-- Start --

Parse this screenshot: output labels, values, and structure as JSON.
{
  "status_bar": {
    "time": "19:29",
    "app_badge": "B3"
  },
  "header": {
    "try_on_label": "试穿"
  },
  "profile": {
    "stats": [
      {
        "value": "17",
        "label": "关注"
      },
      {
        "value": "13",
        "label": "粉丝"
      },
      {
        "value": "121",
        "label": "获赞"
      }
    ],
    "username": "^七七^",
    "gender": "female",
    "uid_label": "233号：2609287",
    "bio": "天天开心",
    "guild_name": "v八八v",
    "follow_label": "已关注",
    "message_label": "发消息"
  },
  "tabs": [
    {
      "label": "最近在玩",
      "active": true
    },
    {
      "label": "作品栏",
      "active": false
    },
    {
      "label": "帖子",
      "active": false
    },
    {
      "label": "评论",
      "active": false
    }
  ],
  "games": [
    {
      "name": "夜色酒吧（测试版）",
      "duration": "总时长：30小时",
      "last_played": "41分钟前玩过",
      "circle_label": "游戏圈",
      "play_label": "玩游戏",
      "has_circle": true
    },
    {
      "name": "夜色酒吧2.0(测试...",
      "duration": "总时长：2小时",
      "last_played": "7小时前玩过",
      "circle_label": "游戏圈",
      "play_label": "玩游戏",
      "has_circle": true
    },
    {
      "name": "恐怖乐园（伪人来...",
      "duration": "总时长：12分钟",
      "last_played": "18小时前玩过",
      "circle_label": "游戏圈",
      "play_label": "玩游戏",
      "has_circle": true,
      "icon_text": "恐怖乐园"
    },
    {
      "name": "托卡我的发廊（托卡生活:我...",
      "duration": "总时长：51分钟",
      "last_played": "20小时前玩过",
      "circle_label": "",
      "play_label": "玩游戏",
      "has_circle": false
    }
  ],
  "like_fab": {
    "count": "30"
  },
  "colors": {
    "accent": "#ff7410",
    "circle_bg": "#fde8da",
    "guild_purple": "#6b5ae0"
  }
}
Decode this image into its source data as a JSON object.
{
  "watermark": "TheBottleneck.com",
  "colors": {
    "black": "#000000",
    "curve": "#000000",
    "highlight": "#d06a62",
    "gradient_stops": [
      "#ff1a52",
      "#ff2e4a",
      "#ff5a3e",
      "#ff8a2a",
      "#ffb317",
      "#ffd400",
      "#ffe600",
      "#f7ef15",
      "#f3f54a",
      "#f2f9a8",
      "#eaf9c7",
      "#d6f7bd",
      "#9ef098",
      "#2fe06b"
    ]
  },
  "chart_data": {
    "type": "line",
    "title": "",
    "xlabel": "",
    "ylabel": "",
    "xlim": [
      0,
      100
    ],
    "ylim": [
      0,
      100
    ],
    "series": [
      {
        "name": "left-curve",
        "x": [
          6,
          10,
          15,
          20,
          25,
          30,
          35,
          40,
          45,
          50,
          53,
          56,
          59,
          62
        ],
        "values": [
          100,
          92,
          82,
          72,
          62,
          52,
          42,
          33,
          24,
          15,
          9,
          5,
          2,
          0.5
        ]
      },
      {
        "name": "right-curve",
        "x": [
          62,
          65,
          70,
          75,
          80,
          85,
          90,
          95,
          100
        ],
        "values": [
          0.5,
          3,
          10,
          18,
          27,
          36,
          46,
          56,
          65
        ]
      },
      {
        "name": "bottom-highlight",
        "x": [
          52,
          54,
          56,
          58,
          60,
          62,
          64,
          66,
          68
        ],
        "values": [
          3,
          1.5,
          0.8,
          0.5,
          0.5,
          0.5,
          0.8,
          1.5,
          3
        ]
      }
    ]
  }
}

-- End --

■ REQUIREMENTS ■
Which lines contain the word "this"? Copy each of them.

■ FINAL RESULT ■
Parse this screenshot: output labels, values, and structure as JSON.
Decode this image into its source data as a JSON object.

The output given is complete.